== SET EXERCISE ==
Exactly reproduce each record listed below.

== Dataset rows about figures ==
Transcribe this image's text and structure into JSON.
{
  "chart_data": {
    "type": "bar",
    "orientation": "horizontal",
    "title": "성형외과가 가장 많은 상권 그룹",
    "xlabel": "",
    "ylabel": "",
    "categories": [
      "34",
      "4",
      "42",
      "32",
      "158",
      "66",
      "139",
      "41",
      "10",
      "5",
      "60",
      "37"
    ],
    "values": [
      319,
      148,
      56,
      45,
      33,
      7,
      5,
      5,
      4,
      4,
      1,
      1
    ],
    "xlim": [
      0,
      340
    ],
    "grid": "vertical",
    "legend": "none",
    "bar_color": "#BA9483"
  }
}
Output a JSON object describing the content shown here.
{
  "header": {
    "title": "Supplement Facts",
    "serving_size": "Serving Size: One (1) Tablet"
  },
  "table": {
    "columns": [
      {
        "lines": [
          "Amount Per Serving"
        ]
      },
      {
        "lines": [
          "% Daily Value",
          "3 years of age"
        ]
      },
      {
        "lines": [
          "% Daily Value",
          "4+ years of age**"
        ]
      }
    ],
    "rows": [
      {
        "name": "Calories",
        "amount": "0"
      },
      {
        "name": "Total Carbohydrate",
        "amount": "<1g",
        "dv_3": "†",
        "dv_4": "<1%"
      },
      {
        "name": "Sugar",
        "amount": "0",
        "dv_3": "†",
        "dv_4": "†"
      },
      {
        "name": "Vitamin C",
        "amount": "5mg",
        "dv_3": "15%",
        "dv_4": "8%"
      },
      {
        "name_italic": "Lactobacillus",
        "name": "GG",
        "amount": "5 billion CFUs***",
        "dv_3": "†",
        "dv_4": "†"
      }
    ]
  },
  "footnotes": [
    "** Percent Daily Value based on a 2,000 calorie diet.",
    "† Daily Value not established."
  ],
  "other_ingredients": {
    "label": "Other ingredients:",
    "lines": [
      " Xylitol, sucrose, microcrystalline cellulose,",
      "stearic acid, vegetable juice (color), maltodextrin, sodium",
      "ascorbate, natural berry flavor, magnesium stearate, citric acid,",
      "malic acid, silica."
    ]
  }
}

== OUTPUT FOR THIS EXERCISE ==
Transcribe this image's text and structure into JSON.
{
  "chart_data": {
    "type": "bar",
    "orientation": "horizontal",
    "title": "성형외과가 가장 많은 상권 그룹",
    "xlabel": "",
    "ylabel": "",
    "categories": [
      "34",
      "4",
      "42",
      "32",
      "158",
      "66",
      "139",
      "41",
      "10",
      "5",
      "60",
      "37"
    ],
    "values": [
      319,
      148,
      56,
      45,
      33,
      7,
      5,
      5,
      4,
      4,
      1,
      1
    ],
    "xlim": [
      0,
      340
    ],
    "grid": "vertical",
    "legend": "none",
    "bar_color": "#BA9483"
  }
}
Output a JSON object describing the content shown here.
{
  "header": {
    "title": "Supplement Facts",
    "serving_size": "Serving Size: One (1) Tablet"
  },
  "table": {
    "columns": [
      {
        "lines": [
          "Amount Per Serving"
        ]
      },
      {
        "lines": [
          "% Daily Value",
          "3 years of age"
        ]
      },
      {
        "lines": [
          "% Daily Value",
          "4+ years of age**"
        ]
      }
    ],
    "rows": [
      {
        "name": "Calories",
        "amount": "0"
      },
      {
        "name": "Total Carbohydrate",
        "amount": "<1g",
        "dv_3": "†",
        "dv_4": "<1%"
      },
      {
        "name": "Sugar",
        "amount": "0",
        "dv_3": "†",
        "dv_4": "†"
      },
      {
        "name": "Vitamin C",
        "amount": "5mg",
        "dv_3": "15%",
        "dv_4": "8%"
      },
      {
        "name_italic": "Lactobacillus",
        "name": "GG",
        "amount": "5 billion CFUs***",
        "dv_3": "†",
        "dv_4": "†"
      }
    ]
  },
  "footnotes": [
    "** Percent Daily Value based on a 2,000 calorie diet.",
    "† Daily Value not established."
  ],
  "other_ingredients": {
    "label": "Other ingredients:",
    "lines": [
      " Xylitol, sucrose, microcrystalline cellulose,",
      "stearic acid, vegetable juice (color), maltodextrin, sodium",
      "ascorbate, natural berry flavor, magnesium stearate, citric acid,",
      "malic acid, silica."
    ]
  }
}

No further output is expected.